STATED PROBLEM = Which lines hold the word "this"? Show each of them.

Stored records

►

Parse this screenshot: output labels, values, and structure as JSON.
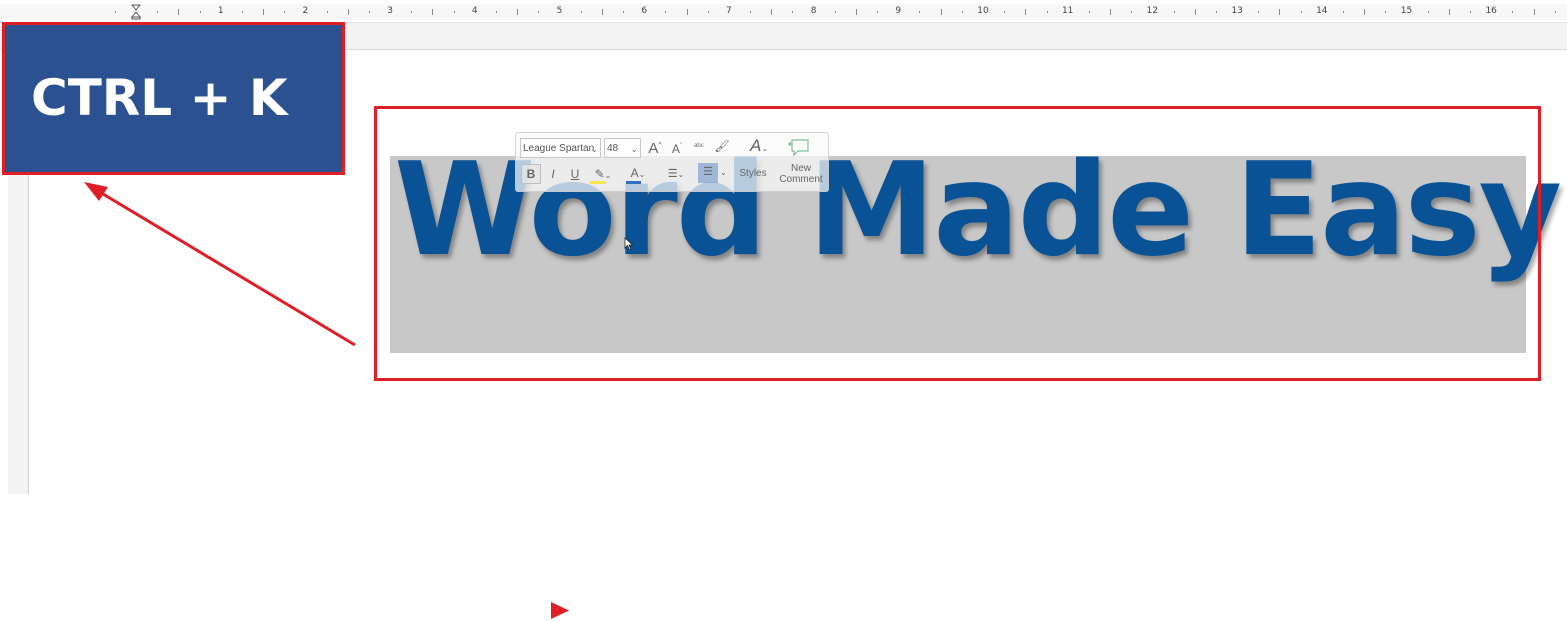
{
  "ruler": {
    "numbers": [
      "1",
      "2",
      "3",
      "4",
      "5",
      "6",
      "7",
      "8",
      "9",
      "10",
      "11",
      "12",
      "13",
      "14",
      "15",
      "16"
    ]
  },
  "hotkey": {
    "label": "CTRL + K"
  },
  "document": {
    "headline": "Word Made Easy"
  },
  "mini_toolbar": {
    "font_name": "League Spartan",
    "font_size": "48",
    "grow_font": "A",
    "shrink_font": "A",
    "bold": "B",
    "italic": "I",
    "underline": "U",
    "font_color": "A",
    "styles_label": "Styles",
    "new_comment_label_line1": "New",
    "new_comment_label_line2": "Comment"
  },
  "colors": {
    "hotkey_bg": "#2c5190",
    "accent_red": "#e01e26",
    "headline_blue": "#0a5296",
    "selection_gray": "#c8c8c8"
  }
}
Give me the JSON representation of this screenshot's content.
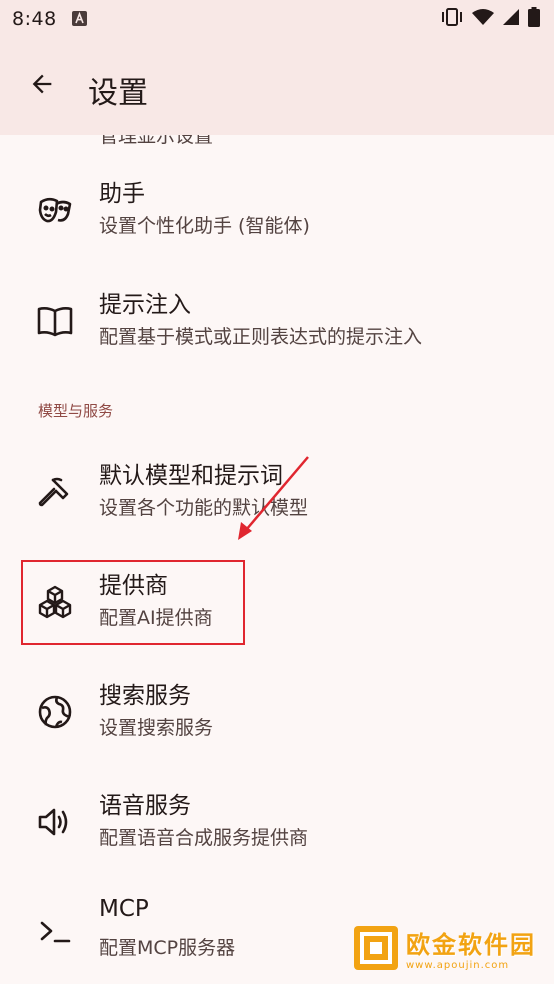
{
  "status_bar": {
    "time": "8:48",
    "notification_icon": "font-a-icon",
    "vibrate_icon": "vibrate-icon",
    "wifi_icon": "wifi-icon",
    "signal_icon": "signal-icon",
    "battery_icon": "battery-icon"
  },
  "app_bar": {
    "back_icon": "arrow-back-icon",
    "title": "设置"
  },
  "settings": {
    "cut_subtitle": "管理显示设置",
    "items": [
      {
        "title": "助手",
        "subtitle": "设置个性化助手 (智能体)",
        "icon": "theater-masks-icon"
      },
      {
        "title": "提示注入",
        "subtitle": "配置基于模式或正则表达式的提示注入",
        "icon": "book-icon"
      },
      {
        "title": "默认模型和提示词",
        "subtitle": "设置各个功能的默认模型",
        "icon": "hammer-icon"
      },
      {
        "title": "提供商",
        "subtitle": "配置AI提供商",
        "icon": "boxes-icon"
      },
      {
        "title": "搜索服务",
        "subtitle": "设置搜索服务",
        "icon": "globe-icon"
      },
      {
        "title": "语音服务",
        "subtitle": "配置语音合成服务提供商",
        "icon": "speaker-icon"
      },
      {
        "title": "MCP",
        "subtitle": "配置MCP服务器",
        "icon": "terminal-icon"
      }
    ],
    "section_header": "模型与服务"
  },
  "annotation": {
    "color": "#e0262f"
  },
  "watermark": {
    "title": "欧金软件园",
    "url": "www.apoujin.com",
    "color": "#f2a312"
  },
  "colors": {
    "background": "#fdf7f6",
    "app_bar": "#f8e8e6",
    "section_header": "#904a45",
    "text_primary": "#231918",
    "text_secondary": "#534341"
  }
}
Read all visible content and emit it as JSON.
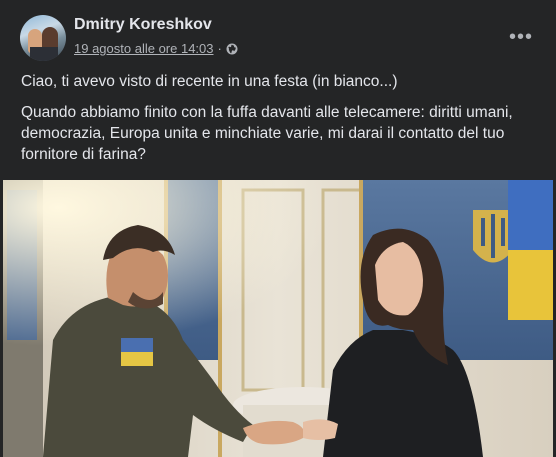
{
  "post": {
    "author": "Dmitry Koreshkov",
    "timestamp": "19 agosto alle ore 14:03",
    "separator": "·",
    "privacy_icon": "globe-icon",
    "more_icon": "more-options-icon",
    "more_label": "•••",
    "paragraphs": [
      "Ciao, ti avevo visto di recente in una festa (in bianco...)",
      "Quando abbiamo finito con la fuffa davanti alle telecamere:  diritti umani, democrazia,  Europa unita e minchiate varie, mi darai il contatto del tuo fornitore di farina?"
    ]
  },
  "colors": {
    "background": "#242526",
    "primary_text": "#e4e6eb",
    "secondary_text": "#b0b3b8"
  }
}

◄

CORRECT RESULT =
Parse this screenshot: output labels, values, and structure as JSON.
Give me the JSON representation of this screenshot's content.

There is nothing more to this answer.